Problem details: From the entries below, pull out each line where "Instance" appears.

· · ·

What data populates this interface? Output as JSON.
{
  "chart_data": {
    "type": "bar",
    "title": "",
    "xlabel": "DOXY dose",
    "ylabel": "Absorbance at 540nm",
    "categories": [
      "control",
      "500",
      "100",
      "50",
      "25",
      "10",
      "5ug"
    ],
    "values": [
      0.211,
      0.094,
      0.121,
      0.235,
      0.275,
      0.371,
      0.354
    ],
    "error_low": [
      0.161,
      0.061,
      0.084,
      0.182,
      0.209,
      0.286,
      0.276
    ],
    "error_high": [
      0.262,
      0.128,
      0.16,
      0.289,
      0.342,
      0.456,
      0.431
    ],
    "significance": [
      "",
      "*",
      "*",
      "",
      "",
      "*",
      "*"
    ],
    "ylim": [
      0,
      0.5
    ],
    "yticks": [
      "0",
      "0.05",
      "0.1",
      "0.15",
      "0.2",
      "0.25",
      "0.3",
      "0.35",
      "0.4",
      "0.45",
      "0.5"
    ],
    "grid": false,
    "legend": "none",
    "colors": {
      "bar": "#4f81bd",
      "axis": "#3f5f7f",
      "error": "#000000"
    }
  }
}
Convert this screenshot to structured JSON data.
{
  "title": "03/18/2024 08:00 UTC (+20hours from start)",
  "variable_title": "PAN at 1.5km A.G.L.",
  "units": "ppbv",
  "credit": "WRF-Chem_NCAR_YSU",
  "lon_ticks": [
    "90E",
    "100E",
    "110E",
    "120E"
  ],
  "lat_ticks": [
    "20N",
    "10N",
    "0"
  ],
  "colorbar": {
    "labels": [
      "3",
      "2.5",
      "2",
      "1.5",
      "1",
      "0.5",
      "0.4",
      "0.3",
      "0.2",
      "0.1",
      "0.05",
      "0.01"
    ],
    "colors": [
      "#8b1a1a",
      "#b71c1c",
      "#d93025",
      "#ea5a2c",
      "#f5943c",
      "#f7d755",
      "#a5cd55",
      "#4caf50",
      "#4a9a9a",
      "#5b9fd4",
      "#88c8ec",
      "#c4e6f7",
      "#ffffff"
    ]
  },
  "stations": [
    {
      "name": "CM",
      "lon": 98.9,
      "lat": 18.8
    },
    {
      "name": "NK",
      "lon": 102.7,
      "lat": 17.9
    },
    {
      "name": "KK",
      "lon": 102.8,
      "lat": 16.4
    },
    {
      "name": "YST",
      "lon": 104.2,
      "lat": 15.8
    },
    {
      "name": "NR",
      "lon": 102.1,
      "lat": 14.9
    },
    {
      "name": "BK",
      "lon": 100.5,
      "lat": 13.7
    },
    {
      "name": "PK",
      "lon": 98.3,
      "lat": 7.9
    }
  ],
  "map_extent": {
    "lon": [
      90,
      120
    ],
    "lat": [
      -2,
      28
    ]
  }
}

· · ·

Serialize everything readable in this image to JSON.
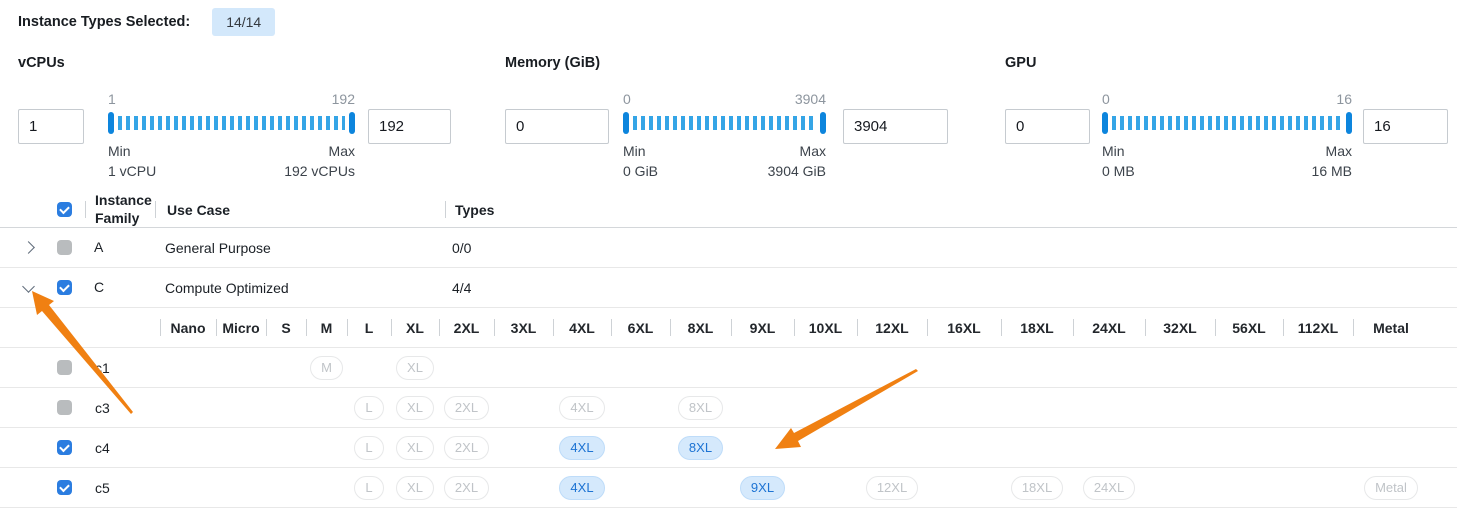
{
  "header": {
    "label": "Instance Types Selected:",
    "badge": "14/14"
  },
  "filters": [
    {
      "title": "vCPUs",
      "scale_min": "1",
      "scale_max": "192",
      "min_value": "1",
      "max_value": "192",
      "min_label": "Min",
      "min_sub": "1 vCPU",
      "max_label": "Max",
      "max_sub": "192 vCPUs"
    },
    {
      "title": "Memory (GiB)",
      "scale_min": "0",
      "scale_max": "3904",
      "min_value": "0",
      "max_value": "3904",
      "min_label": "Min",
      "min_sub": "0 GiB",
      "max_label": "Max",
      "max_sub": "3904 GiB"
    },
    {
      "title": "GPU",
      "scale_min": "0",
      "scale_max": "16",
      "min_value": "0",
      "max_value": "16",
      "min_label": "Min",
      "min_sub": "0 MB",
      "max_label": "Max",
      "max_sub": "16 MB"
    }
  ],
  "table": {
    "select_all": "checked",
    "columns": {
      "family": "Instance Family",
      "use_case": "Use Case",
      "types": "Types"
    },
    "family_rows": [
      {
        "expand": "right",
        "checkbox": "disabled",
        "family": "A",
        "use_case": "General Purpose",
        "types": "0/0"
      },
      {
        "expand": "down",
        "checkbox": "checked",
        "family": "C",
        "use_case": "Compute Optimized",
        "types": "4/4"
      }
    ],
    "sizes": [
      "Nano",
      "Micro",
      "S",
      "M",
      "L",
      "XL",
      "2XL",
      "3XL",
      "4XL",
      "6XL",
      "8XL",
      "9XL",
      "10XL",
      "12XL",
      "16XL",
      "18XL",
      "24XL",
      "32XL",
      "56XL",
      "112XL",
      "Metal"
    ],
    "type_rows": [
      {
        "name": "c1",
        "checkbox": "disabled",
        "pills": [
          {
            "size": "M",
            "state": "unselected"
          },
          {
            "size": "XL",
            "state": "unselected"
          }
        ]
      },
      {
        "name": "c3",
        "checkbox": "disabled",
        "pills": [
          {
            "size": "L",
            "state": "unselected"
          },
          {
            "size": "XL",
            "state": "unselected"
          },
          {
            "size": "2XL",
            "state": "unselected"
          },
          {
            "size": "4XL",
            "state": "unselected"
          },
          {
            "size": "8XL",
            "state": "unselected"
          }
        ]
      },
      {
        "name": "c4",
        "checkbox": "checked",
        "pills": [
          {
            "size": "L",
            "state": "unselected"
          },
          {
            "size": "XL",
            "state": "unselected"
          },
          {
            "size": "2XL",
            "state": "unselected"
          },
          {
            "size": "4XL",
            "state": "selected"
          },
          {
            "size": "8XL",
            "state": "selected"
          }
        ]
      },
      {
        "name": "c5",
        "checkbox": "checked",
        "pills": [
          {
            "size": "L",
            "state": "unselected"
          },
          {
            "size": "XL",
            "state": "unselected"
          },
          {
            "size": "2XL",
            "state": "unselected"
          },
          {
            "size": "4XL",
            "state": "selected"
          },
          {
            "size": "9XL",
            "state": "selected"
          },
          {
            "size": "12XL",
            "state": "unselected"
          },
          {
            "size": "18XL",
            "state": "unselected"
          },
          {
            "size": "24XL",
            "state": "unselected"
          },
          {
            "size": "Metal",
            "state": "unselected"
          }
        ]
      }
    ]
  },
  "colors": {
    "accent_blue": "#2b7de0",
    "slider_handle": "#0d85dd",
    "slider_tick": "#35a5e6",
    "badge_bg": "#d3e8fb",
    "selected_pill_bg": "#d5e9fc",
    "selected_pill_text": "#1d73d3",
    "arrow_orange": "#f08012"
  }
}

· · ·

The completed task:
    "label": "Instance Types Selected:",
      "family": "Instance Family",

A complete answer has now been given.